[Recorded data]
+++

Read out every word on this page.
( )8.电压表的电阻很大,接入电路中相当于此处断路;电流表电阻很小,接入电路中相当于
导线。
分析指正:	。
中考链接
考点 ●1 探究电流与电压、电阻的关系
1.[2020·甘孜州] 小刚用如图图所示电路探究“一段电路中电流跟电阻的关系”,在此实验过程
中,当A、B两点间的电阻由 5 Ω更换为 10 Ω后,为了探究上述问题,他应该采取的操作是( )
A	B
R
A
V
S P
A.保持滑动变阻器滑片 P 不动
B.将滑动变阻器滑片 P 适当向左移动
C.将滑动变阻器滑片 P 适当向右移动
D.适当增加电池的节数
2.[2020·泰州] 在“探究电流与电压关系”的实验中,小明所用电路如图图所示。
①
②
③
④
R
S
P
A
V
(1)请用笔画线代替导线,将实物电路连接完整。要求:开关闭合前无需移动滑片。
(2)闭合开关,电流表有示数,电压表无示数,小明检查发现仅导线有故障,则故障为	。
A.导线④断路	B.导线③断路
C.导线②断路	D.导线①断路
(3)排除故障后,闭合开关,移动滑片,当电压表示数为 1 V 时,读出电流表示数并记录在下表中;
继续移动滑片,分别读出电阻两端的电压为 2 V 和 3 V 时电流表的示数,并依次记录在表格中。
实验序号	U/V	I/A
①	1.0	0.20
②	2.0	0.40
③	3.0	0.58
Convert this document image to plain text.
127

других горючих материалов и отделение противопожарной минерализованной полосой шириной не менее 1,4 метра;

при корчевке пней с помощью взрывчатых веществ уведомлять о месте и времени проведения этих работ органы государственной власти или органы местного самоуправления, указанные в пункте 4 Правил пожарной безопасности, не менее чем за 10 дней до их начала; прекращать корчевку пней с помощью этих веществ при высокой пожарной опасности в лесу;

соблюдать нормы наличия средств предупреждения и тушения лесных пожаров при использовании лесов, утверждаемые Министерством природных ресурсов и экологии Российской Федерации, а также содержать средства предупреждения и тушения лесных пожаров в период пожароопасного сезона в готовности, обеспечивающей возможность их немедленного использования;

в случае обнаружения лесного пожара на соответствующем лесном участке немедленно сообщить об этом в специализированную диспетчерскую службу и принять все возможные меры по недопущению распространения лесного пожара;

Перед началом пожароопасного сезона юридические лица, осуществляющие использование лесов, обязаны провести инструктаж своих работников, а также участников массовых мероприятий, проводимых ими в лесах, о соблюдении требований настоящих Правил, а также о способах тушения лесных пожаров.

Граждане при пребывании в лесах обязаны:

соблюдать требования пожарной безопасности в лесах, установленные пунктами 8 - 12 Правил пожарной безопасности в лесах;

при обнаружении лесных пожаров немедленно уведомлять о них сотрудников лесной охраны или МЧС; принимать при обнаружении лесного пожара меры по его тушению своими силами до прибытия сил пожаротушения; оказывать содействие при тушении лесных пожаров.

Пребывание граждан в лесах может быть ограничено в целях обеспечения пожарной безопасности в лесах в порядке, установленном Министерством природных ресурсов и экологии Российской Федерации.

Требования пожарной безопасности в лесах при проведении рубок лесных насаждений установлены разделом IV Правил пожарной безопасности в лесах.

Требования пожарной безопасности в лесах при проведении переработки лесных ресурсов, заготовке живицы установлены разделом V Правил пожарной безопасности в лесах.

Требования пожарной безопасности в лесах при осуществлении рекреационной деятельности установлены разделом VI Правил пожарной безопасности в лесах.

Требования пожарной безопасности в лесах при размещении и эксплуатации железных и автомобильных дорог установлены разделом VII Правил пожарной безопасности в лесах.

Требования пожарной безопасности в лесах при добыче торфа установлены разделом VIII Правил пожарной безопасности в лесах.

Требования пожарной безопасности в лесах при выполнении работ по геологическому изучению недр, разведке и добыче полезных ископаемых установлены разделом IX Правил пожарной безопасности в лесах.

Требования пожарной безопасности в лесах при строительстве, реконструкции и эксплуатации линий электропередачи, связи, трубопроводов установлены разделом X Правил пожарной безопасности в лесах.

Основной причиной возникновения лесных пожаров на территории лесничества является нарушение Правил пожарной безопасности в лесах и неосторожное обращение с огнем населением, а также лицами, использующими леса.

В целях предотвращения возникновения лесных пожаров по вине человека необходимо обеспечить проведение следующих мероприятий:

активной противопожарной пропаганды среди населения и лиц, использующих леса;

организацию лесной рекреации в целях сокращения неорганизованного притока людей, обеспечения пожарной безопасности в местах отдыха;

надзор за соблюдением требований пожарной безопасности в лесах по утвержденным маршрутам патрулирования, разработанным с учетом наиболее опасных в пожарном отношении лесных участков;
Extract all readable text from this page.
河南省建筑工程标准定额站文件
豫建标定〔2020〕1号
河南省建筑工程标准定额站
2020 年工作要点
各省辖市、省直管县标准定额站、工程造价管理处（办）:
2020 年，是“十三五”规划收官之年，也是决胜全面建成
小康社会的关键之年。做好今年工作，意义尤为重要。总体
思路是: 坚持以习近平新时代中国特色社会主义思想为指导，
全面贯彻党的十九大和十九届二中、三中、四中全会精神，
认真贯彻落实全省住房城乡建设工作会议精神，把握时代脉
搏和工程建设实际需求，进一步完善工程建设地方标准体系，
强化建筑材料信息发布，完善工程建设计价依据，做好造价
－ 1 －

+++

Please output the complete data exactly.

Read out every word on this page.
( )8.电压表的电阻很大,接入电路中相当于此处断路;电流表电阻很小,接入电路中相当于
导线。
分析指正:	。
中考链接
考点 ●1 探究电流与电压、电阻的关系
1.[2020·甘孜州] 小刚用如图图所示电路探究“一段电路中电流跟电阻的关系”,在此实验过程
中,当A、B两点间的电阻由 5 Ω更换为 10 Ω后,为了探究上述问题,他应该采取的操作是( )
A	B
R
A
V
S P
A.保持滑动变阻器滑片 P 不动
B.将滑动变阻器滑片 P 适当向左移动
C.将滑动变阻器滑片 P 适当向右移动
D.适当增加电池的节数
2.[2020·泰州] 在“探究电流与电压关系”的实验中,小明所用电路如图图所示。
①
②
③
④
R
S
P
A
V
(1)请用笔画线代替导线,将实物电路连接完整。要求:开关闭合前无需移动滑片。
(2)闭合开关,电流表有示数,电压表无示数,小明检查发现仅导线有故障,则故障为	。
A.导线④断路	B.导线③断路
C.导线②断路	D.导线①断路
(3)排除故障后,闭合开关,移动滑片,当电压表示数为 1 V 时,读出电流表示数并记录在下表中;
继续移动滑片,分别读出电阻两端的电压为 2 V 和 3 V 时电流表的示数,并依次记录在表格中。
实验序号	U/V	I/A
①	1.0	0.20
②	2.0	0.40
③	3.0	0.58
Convert this document image to plain text.
127

других горючих материалов и отделение противопожарной минерализованной полосой шириной не менее 1,4 метра;

при корчевке пней с помощью взрывчатых веществ уведомлять о месте и времени проведения этих работ органы государственной власти или органы местного самоуправления, указанные в пункте 4 Правил пожарной безопасности, не менее чем за 10 дней до их начала; прекращать корчевку пней с помощью этих веществ при высокой пожарной опасности в лесу;

соблюдать нормы наличия средств предупреждения и тушения лесных пожаров при использовании лесов, утверждаемые Министерством природных ресурсов и экологии Российской Федерации, а также содержать средства предупреждения и тушения лесных пожаров в период пожароопасного сезона в готовности, обеспечивающей возможность их немедленного использования;

в случае обнаружения лесного пожара на соответствующем лесном участке немедленно сообщить об этом в специализированную диспетчерскую службу и принять все возможные меры по недопущению распространения лесного пожара;

Перед началом пожароопасного сезона юридические лица, осуществляющие использование лесов, обязаны провести инструктаж своих работников, а также участников массовых мероприятий, проводимых ими в лесах, о соблюдении требований настоящих Правил, а также о способах тушения лесных пожаров.

Граждане при пребывании в лесах обязаны:

соблюдать требования пожарной безопасности в лесах, установленные пунктами 8 - 12 Правил пожарной безопасности в лесах;

при обнаружении лесных пожаров немедленно уведомлять о них сотрудников лесной охраны или МЧС; принимать при обнаружении лесного пожара меры по его тушению своими силами до прибытия сил пожаротушения; оказывать содействие при тушении лесных пожаров.

Пребывание граждан в лесах может быть ограничено в целях обеспечения пожарной безопасности в лесах в порядке, установленном Министерством природных ресурсов и экологии Российской Федерации.

Требования пожарной безопасности в лесах при проведении рубок лесных насаждений установлены разделом IV Правил пожарной безопасности в лесах.

Требования пожарной безопасности в лесах при проведении переработки лесных ресурсов, заготовке живицы установлены разделом V Правил пожарной безопасности в лесах.

Требования пожарной безопасности в лесах при осуществлении рекреационной деятельности установлены разделом VI Правил пожарной безопасности в лесах.

Требования пожарной безопасности в лесах при размещении и эксплуатации железных и автомобильных дорог установлены разделом VII Правил пожарной безопасности в лесах.

Требования пожарной безопасности в лесах при добыче торфа установлены разделом VIII Правил пожарной безопасности в лесах.

Требования пожарной безопасности в лесах при выполнении работ по геологическому изучению недр, разведке и добыче полезных ископаемых установлены разделом IX Правил пожарной безопасности в лесах.

Требования пожарной безопасности в лесах при строительстве, реконструкции и эксплуатации линий электропередачи, связи, трубопроводов установлены разделом X Правил пожарной безопасности в лесах.

Основной причиной возникновения лесных пожаров на территории лесничества является нарушение Правил пожарной безопасности в лесах и неосторожное обращение с огнем населением, а также лицами, использующими леса.

В целях предотвращения возникновения лесных пожаров по вине человека необходимо обеспечить проведение следующих мероприятий:

активной противопожарной пропаганды среди населения и лиц, использующих леса;

организацию лесной рекреации в целях сокращения неорганизованного притока людей, обеспечения пожарной безопасности в местах отдыха;

надзор за соблюдением требований пожарной безопасности в лесах по утвержденным маршрутам патрулирования, разработанным с учетом наиболее опасных в пожарном отношении лесных участков;
Extract all readable text from this page.
河南省建筑工程标准定额站文件
豫建标定〔2020〕1号
河南省建筑工程标准定额站
2020 年工作要点
各省辖市、省直管县标准定额站、工程造价管理处（办）:
2020 年，是“十三五”规划收官之年，也是决胜全面建成
小康社会的关键之年。做好今年工作，意义尤为重要。总体
思路是: 坚持以习近平新时代中国特色社会主义思想为指导，
全面贯彻党的十九大和十九届二中、三中、四中全会精神，
认真贯彻落实全省住房城乡建设工作会议精神，把握时代脉
搏和工程建设实际需求，进一步完善工程建设地方标准体系，
强化建筑材料信息发布，完善工程建设计价依据，做好造价
－ 1 －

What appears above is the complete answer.